[Daftar wilayah beranotasi]
☆ ☆ ☆ ☆

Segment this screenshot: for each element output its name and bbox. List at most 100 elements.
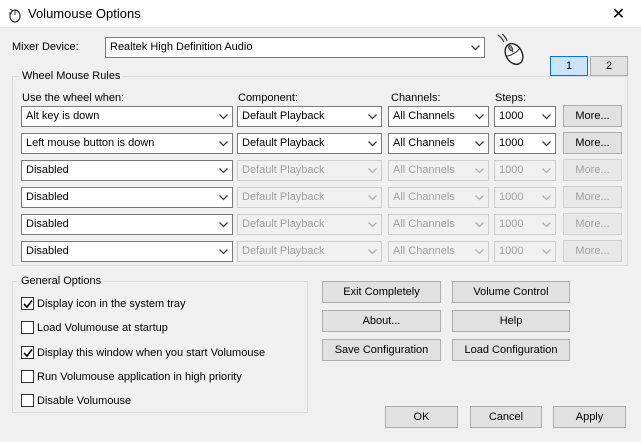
chevron-down-icon — [365, 190, 379, 205]
rule-channels-select[interactable]: All Channels — [388, 106, 489, 127]
chevron-down-icon — [216, 109, 230, 124]
rule-condition-select[interactable]: Disabled — [21, 160, 233, 181]
about-button[interactable]: About... — [322, 310, 441, 332]
rule-condition-select[interactable]: Disabled — [21, 214, 233, 235]
close-icon: ✕ — [611, 6, 626, 23]
rule-more-button: More... — [563, 159, 622, 181]
mouse-icon — [497, 33, 524, 66]
column-header-steps: Steps: — [495, 92, 527, 104]
chevron-down-icon — [539, 243, 554, 260]
app-icon — [9, 8, 21, 23]
rule-channels-select: All Channels — [388, 187, 489, 208]
exit-completely-button[interactable]: Exit Completely — [322, 281, 441, 303]
rule-steps-combo[interactable]: 1000 — [494, 106, 556, 127]
volume-control-button[interactable]: Volume Control — [452, 281, 570, 303]
option-label-disable[interactable]: Disable Volumouse — [37, 395, 131, 408]
rule-component-value: Default Playback — [242, 110, 325, 122]
chevron-down-icon — [472, 109, 486, 124]
rule-channels-value: All Channels — [393, 191, 455, 203]
help-button[interactable]: Help — [452, 310, 570, 332]
rule-channels-select: All Channels — [388, 241, 489, 262]
mixer-device-value: Realtek High Definition Audio — [110, 41, 253, 53]
chevron-down-icon — [216, 136, 230, 151]
option-checkbox-load-at-startup[interactable] — [21, 321, 34, 334]
title-bar: Volumouse Options ✕ — [0, 0, 641, 28]
rule-steps-value: 1000 — [499, 245, 524, 257]
rule-component-select[interactable]: Default Playback — [237, 106, 382, 127]
chevron-down-icon — [216, 163, 230, 178]
rule-steps-combo: 1000 — [494, 187, 556, 208]
rule-condition-select[interactable]: Disabled — [21, 187, 233, 208]
rule-steps-combo: 1000 — [494, 241, 556, 262]
rule-channels-select[interactable]: All Channels — [388, 133, 489, 154]
rule-steps-value: 1000 — [499, 164, 524, 176]
column-header-use-wheel: Use the wheel when: — [22, 92, 125, 104]
chevron-down-icon — [472, 244, 486, 259]
chevron-down-icon — [365, 136, 379, 151]
wheel-mouse-rules-title: Wheel Mouse Rules — [20, 70, 123, 83]
rule-condition-select[interactable]: Alt key is down — [21, 106, 233, 127]
rule-component-select[interactable]: Default Playback — [237, 133, 382, 154]
ok-button[interactable]: OK — [385, 406, 458, 428]
chevron-down-icon — [365, 163, 379, 178]
option-checkbox-tray-icon[interactable] — [21, 297, 34, 310]
page-2-button[interactable]: 2 — [590, 56, 628, 76]
rule-steps-value: 1000 — [499, 191, 524, 203]
rule-component-value: Default Playback — [242, 191, 325, 203]
chevron-down-icon — [472, 217, 486, 232]
chevron-down-icon — [539, 189, 554, 206]
rule-steps-combo[interactable]: 1000 — [494, 133, 556, 154]
option-checkbox-high-priority[interactable] — [21, 370, 34, 383]
close-button[interactable]: ✕ — [596, 0, 641, 28]
rule-condition-value: Disabled — [26, 191, 69, 203]
rule-condition-select[interactable]: Left mouse button is down — [21, 133, 233, 154]
chevron-down-icon — [539, 162, 554, 179]
rule-channels-value: All Channels — [393, 164, 455, 176]
rule-channels-value: All Channels — [393, 110, 455, 122]
page-1-button[interactable]: 1 — [550, 56, 588, 76]
rule-condition-value: Disabled — [26, 164, 69, 176]
load-configuration-button[interactable]: Load Configuration — [452, 339, 570, 361]
rule-component-value: Default Playback — [242, 164, 325, 176]
rule-condition-select[interactable]: Disabled — [21, 241, 233, 262]
rule-steps-combo: 1000 — [494, 214, 556, 235]
option-label-high-priority[interactable]: Run Volumouse application in high priori… — [37, 371, 242, 384]
chevron-down-icon — [472, 163, 486, 178]
option-checkbox-show-window[interactable] — [21, 346, 34, 359]
rule-steps-value[interactable]: 1000 — [499, 137, 523, 150]
option-label-tray-icon[interactable]: Display icon in the system tray — [37, 298, 186, 311]
rule-more-button[interactable]: More... — [563, 105, 622, 127]
option-label-show-window[interactable]: Display this window when you start Volum… — [37, 347, 265, 360]
rule-channels-select: All Channels — [388, 160, 489, 181]
rule-condition-value: Alt key is down — [26, 110, 100, 122]
chevron-down-icon — [472, 136, 486, 151]
rule-channels-value: All Channels — [393, 245, 455, 257]
chevron-down-icon[interactable] — [539, 135, 554, 152]
rule-channels-value: All Channels — [393, 137, 455, 149]
rule-component-select: Default Playback — [237, 214, 382, 235]
option-checkbox-disable[interactable] — [21, 394, 34, 407]
chevron-down-icon — [216, 217, 230, 232]
rule-condition-value: Disabled — [26, 245, 69, 257]
rule-more-button[interactable]: More... — [563, 132, 622, 154]
chevron-down-icon[interactable] — [539, 108, 554, 125]
option-label-load-at-startup[interactable]: Load Volumouse at startup — [37, 322, 168, 335]
rule-component-select: Default Playback — [237, 241, 382, 262]
chevron-down-icon — [216, 244, 230, 259]
rule-steps-combo: 1000 — [494, 160, 556, 181]
apply-button[interactable]: Apply — [553, 406, 626, 428]
cancel-button[interactable]: Cancel — [470, 406, 542, 428]
rule-component-value: Default Playback — [242, 218, 325, 230]
rule-steps-value[interactable]: 1000 — [499, 110, 523, 123]
chevron-down-icon — [216, 190, 230, 205]
save-configuration-button[interactable]: Save Configuration — [322, 339, 441, 361]
chevron-down-icon — [365, 217, 379, 232]
mixer-device-label: Mixer Device: — [12, 41, 79, 53]
window-title: Volumouse Options — [28, 6, 141, 21]
chevron-down-icon — [539, 216, 554, 233]
chevron-down-icon — [365, 244, 379, 259]
rule-component-select: Default Playback — [237, 187, 382, 208]
rule-more-button: More... — [563, 240, 622, 262]
mixer-device-select[interactable]: Realtek High Definition Audio — [105, 37, 485, 58]
column-header-channels: Channels: — [391, 92, 441, 104]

☆ ☆ ☆ ☆

Tolong ulangi semua baris di atas persis sama, tanpa menyertakan gambarnya.

■ Jawaban Tugas ■
Segment this screenshot: for each element output its name and bbox. List at most 100 elements.
chevron-down-icon — [365, 190, 379, 205]
rule-channels-select[interactable]: All Channels — [388, 106, 489, 127]
chevron-down-icon — [216, 109, 230, 124]
rule-condition-select[interactable]: Disabled — [21, 160, 233, 181]
about-button[interactable]: About... — [322, 310, 441, 332]
rule-condition-select[interactable]: Disabled — [21, 214, 233, 235]
close-icon: ✕ — [611, 6, 626, 23]
rule-more-button: More... — [563, 159, 622, 181]
mouse-icon — [497, 33, 524, 66]
column-header-steps: Steps: — [495, 92, 527, 104]
chevron-down-icon — [539, 243, 554, 260]
app-icon — [9, 8, 21, 23]
rule-channels-select: All Channels — [388, 187, 489, 208]
exit-completely-button[interactable]: Exit Completely — [322, 281, 441, 303]
rule-steps-combo[interactable]: 1000 — [494, 106, 556, 127]
volume-control-button[interactable]: Volume Control — [452, 281, 570, 303]
option-label-disable[interactable]: Disable Volumouse — [37, 395, 131, 408]
rule-component-value: Default Playback — [242, 110, 325, 122]
chevron-down-icon — [472, 109, 486, 124]
rule-channels-value: All Channels — [393, 191, 455, 203]
help-button[interactable]: Help — [452, 310, 570, 332]
rule-channels-select: All Channels — [388, 241, 489, 262]
mixer-device-value: Realtek High Definition Audio — [110, 41, 253, 53]
chevron-down-icon — [216, 136, 230, 151]
option-checkbox-load-at-startup[interactable] — [21, 321, 34, 334]
title-bar: Volumouse Options ✕ — [0, 0, 641, 28]
rule-steps-value: 1000 — [499, 245, 524, 257]
rule-component-select[interactable]: Default Playback — [237, 106, 382, 127]
chevron-down-icon — [216, 163, 230, 178]
rule-steps-combo: 1000 — [494, 187, 556, 208]
rule-condition-select[interactable]: Disabled — [21, 187, 233, 208]
rule-steps-combo: 1000 — [494, 241, 556, 262]
rule-channels-select[interactable]: All Channels — [388, 133, 489, 154]
rule-steps-value: 1000 — [499, 164, 524, 176]
column-header-use-wheel: Use the wheel when: — [22, 92, 125, 104]
chevron-down-icon — [472, 244, 486, 259]
chevron-down-icon — [365, 136, 379, 151]
wheel-mouse-rules-title: Wheel Mouse Rules — [20, 70, 123, 83]
rule-condition-select[interactable]: Alt key is down — [21, 106, 233, 127]
rule-component-select[interactable]: Default Playback — [237, 133, 382, 154]
ok-button[interactable]: OK — [385, 406, 458, 428]
chevron-down-icon — [365, 163, 379, 178]
option-checkbox-tray-icon[interactable] — [21, 297, 34, 310]
page-2-button[interactable]: 2 — [590, 56, 628, 76]
rule-steps-value: 1000 — [499, 191, 524, 203]
rule-component-value: Default Playback — [242, 191, 325, 203]
chevron-down-icon — [472, 217, 486, 232]
chevron-down-icon — [539, 189, 554, 206]
rule-steps-combo[interactable]: 1000 — [494, 133, 556, 154]
option-checkbox-high-priority[interactable] — [21, 370, 34, 383]
close-button[interactable]: ✕ — [596, 0, 641, 28]
rule-condition-value: Disabled — [26, 191, 69, 203]
rule-condition-select[interactable]: Left mouse button is down — [21, 133, 233, 154]
chevron-down-icon — [539, 162, 554, 179]
rule-channels-value: All Channels — [393, 164, 455, 176]
rule-channels-value: All Channels — [393, 110, 455, 122]
page-1-button[interactable]: 1 — [550, 56, 588, 76]
rule-condition-value: Disabled — [26, 164, 69, 176]
load-configuration-button[interactable]: Load Configuration — [452, 339, 570, 361]
rule-component-value: Default Playback — [242, 164, 325, 176]
rule-condition-select[interactable]: Disabled — [21, 241, 233, 262]
rule-steps-combo: 1000 — [494, 214, 556, 235]
option-label-high-priority[interactable]: Run Volumouse application in high priori… — [37, 371, 242, 384]
chevron-down-icon — [472, 163, 486, 178]
option-checkbox-show-window[interactable] — [21, 346, 34, 359]
rule-steps-value[interactable]: 1000 — [499, 137, 523, 150]
option-label-tray-icon[interactable]: Display icon in the system tray — [37, 298, 186, 311]
rule-more-button[interactable]: More... — [563, 105, 622, 127]
option-label-show-window[interactable]: Display this window when you start Volum… — [37, 347, 265, 360]
rule-channels-select: All Channels — [388, 160, 489, 181]
rule-condition-value: Alt key is down — [26, 110, 100, 122]
chevron-down-icon — [472, 136, 486, 151]
rule-channels-value: All Channels — [393, 245, 455, 257]
chevron-down-icon[interactable] — [539, 135, 554, 152]
rule-channels-value: All Channels — [393, 137, 455, 149]
rule-component-select: Default Playback — [237, 214, 382, 235]
option-checkbox-disable[interactable] — [21, 394, 34, 407]
chevron-down-icon — [216, 217, 230, 232]
rule-condition-value: Disabled — [26, 245, 69, 257]
rule-more-button[interactable]: More... — [563, 132, 622, 154]
chevron-down-icon[interactable] — [539, 108, 554, 125]
option-label-load-at-startup[interactable]: Load Volumouse at startup — [37, 322, 168, 335]
rule-component-select: Default Playback — [237, 241, 382, 262]
chevron-down-icon — [216, 244, 230, 259]
rule-steps-combo: 1000 — [494, 160, 556, 181]
apply-button[interactable]: Apply — [553, 406, 626, 428]
cancel-button[interactable]: Cancel — [470, 406, 542, 428]
rule-component-value: Default Playback — [242, 218, 325, 230]
rule-steps-value[interactable]: 1000 — [499, 110, 523, 123]
chevron-down-icon — [216, 190, 230, 205]
save-configuration-button[interactable]: Save Configuration — [322, 339, 441, 361]
chevron-down-icon — [365, 217, 379, 232]
mixer-device-label: Mixer Device: — [12, 41, 79, 53]
window-title: Volumouse Options — [28, 6, 141, 21]
chevron-down-icon — [539, 216, 554, 233]
chevron-down-icon — [365, 244, 379, 259]
rule-component-select: Default Playback — [237, 187, 382, 208]
rule-more-button: More... — [563, 240, 622, 262]
mixer-device-select[interactable]: Realtek High Definition Audio — [105, 37, 485, 58]
column-header-channels: Channels: — [391, 92, 441, 104]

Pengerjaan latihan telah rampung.